[Dataset rows]

· · ·

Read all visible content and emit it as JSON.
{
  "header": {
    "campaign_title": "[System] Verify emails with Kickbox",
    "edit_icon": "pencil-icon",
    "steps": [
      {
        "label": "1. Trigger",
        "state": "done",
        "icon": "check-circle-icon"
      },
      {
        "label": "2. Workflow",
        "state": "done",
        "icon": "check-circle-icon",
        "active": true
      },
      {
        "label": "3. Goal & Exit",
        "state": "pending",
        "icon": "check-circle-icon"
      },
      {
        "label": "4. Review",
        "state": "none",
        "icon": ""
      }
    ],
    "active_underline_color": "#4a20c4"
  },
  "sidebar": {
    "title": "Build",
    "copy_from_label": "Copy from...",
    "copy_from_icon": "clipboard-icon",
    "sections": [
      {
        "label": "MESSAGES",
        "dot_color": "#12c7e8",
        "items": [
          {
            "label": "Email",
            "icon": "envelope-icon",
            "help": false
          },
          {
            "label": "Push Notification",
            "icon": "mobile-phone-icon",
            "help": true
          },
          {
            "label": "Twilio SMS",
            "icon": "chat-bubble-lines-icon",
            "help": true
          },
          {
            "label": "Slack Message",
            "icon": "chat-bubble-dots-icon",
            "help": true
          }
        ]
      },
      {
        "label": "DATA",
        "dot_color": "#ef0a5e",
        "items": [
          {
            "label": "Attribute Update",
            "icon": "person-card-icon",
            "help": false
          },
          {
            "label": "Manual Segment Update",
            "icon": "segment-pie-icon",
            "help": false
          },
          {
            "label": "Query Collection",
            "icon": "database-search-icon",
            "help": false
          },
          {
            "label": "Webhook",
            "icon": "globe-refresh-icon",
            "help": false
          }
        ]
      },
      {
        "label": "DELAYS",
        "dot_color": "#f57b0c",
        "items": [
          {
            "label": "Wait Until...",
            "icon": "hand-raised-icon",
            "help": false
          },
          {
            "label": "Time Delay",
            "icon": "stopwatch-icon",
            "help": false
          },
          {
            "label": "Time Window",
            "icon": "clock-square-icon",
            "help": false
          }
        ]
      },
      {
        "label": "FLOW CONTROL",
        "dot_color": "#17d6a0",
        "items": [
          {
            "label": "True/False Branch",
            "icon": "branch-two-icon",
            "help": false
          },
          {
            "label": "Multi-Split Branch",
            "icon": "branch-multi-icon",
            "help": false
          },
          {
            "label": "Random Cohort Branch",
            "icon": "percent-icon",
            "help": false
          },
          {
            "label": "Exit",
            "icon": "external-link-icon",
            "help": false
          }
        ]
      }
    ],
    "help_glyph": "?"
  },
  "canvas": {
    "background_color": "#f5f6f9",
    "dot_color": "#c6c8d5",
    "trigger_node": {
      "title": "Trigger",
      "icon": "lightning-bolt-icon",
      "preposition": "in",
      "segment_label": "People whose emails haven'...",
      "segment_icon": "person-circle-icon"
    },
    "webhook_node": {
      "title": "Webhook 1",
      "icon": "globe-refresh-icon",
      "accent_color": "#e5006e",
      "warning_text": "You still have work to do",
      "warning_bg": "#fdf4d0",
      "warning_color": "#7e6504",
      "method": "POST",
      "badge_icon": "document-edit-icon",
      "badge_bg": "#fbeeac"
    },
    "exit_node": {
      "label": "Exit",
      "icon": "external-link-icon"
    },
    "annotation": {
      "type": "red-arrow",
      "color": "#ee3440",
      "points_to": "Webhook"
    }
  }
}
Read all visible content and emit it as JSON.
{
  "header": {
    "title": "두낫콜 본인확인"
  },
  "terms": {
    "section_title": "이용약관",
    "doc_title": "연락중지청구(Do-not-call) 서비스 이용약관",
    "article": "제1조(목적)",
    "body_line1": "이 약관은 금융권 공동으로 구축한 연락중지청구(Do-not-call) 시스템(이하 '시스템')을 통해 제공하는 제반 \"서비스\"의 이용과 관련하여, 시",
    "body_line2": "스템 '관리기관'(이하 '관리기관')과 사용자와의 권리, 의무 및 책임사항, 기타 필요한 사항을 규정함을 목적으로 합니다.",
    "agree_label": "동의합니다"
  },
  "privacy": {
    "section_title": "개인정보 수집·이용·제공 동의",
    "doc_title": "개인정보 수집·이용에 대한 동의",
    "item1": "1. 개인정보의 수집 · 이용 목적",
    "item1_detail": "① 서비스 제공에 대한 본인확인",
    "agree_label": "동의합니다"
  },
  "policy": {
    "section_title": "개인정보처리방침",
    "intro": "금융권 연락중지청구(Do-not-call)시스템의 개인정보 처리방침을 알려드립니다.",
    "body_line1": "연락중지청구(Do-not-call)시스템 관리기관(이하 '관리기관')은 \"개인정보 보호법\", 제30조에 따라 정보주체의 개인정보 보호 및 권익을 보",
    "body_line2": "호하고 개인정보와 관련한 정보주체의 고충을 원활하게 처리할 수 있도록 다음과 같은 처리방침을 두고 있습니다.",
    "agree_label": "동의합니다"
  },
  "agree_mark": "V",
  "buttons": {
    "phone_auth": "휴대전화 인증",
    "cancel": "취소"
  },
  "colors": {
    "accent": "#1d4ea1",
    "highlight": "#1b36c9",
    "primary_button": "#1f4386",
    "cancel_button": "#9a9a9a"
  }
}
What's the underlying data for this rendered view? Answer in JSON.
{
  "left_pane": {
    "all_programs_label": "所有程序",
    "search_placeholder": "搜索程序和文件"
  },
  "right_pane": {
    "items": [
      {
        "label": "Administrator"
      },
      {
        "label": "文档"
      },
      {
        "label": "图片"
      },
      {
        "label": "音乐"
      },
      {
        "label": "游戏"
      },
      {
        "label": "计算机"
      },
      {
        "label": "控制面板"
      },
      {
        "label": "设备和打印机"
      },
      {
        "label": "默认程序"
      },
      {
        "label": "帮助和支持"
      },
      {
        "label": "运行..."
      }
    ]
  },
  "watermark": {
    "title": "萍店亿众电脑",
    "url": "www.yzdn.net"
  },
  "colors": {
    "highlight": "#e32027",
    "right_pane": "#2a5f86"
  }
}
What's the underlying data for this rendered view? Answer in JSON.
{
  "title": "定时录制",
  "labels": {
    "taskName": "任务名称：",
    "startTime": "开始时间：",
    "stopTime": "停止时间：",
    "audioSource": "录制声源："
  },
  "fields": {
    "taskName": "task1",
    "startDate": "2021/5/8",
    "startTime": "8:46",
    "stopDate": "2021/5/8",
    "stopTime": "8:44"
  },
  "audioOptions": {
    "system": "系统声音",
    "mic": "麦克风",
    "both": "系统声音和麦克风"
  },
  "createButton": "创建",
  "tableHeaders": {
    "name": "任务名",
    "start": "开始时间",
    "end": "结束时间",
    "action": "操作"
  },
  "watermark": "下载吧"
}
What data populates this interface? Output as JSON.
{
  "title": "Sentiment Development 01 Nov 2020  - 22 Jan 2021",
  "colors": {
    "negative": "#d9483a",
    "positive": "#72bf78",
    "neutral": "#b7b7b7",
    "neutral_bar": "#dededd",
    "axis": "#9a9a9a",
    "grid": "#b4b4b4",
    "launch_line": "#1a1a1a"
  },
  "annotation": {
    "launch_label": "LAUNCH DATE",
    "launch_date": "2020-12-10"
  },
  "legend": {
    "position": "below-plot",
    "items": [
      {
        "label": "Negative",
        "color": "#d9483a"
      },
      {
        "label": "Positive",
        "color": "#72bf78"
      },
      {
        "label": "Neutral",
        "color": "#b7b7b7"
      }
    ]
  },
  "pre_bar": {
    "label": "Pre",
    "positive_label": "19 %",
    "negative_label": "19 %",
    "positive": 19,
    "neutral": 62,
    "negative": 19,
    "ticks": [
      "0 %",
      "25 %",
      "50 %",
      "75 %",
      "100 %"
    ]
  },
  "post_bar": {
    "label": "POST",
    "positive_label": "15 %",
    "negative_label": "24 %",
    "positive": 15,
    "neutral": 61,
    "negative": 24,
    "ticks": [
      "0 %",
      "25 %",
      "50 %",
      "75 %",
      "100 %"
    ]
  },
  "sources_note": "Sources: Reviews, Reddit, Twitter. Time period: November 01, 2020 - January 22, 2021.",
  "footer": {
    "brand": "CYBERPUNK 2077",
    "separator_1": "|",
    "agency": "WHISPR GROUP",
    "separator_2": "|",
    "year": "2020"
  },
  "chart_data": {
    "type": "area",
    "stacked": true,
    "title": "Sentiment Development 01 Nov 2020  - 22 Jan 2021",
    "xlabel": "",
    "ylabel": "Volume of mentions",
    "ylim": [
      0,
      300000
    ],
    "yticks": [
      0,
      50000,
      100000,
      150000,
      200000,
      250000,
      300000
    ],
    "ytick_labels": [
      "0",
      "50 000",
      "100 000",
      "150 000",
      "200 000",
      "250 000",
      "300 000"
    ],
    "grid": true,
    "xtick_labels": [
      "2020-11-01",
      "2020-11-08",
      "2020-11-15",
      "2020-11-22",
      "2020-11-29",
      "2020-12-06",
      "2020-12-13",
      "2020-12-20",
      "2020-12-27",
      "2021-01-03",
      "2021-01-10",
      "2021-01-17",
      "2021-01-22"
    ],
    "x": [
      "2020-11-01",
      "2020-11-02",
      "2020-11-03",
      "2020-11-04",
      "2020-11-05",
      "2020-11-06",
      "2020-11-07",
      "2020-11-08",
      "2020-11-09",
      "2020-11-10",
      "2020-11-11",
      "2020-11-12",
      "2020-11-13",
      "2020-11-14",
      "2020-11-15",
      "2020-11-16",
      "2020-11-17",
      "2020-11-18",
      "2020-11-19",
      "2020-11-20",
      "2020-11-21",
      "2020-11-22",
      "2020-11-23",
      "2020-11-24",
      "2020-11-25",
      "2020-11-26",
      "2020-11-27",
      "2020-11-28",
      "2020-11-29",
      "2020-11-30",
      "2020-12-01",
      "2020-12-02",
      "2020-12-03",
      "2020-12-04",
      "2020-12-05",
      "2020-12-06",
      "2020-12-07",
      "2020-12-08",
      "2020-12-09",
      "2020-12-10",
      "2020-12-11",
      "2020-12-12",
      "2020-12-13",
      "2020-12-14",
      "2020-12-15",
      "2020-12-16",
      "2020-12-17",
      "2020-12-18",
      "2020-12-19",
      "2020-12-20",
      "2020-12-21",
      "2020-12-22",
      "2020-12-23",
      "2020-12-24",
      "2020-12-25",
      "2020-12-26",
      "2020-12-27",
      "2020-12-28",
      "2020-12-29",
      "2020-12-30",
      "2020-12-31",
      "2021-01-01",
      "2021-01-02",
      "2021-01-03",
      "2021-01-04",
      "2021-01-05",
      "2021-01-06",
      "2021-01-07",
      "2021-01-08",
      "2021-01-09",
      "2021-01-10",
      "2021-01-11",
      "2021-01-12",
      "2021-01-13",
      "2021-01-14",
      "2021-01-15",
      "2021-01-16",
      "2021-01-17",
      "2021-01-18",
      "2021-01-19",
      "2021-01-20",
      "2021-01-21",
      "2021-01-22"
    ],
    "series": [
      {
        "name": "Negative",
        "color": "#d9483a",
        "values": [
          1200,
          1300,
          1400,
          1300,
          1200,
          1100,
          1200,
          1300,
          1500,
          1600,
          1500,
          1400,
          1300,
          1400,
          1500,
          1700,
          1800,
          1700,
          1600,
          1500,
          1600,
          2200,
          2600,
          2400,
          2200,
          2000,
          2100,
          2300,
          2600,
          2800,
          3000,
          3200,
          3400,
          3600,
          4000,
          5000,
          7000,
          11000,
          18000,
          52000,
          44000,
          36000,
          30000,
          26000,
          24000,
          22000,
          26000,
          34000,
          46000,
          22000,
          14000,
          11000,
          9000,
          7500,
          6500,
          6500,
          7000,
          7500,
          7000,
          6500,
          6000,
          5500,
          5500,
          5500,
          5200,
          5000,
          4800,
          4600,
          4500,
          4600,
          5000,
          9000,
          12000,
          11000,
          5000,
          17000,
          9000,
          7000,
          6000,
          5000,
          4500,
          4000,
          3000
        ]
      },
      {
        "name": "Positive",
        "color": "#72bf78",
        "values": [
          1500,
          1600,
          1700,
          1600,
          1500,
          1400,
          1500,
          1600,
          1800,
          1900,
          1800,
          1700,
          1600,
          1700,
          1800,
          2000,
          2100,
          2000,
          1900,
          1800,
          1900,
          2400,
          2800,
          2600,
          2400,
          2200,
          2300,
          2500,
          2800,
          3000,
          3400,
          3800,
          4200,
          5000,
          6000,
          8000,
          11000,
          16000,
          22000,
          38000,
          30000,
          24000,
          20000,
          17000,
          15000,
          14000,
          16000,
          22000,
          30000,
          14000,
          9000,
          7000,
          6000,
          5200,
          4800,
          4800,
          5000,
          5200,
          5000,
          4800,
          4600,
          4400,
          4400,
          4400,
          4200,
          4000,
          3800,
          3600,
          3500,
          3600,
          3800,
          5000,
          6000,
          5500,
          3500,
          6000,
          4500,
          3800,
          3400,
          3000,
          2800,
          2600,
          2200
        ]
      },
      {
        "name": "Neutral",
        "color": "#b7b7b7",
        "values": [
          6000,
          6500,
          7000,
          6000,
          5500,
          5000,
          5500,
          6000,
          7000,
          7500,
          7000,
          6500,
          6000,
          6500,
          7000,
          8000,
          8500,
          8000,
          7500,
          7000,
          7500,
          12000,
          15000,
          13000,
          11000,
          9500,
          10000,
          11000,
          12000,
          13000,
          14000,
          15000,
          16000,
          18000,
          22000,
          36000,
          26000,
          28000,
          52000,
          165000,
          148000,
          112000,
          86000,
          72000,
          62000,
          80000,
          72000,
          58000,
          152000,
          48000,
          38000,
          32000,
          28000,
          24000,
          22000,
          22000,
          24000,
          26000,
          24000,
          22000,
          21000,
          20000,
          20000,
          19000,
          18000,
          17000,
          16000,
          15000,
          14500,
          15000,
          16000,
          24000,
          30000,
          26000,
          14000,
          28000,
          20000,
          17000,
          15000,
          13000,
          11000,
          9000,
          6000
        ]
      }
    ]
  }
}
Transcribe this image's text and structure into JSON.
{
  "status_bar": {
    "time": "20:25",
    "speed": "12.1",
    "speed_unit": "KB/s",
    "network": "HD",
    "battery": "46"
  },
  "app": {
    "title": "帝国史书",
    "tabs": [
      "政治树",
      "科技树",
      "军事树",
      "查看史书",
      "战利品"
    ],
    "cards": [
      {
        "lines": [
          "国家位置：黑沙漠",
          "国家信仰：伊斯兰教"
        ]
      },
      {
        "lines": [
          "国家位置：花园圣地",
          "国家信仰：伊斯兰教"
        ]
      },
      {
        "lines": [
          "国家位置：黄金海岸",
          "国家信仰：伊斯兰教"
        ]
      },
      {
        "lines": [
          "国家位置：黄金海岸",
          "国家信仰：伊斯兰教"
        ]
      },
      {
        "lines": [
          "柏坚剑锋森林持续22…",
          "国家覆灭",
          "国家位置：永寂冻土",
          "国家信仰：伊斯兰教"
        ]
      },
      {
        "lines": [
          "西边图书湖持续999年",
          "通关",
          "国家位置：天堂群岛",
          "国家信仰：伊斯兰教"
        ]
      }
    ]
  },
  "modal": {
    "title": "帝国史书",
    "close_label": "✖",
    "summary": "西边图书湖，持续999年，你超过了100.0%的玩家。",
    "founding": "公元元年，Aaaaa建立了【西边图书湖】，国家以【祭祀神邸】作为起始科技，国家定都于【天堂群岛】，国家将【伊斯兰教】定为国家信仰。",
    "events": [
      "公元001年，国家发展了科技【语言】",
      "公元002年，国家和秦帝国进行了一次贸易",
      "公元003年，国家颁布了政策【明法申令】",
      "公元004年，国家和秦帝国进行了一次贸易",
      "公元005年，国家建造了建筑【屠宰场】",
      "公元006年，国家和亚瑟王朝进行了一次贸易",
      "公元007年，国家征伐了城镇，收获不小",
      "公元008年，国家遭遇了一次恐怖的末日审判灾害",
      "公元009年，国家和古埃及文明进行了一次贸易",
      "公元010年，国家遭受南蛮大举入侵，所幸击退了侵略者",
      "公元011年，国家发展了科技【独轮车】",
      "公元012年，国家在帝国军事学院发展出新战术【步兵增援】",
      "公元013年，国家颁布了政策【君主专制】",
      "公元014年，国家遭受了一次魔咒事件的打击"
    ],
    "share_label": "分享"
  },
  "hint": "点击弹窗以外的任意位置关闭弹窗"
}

· · ·

**Task to complete**
List the lines that contain the word "state".

**Task solution**
        "state": "done",
        "state": "done",
        "state": "pending",
        "state": "none",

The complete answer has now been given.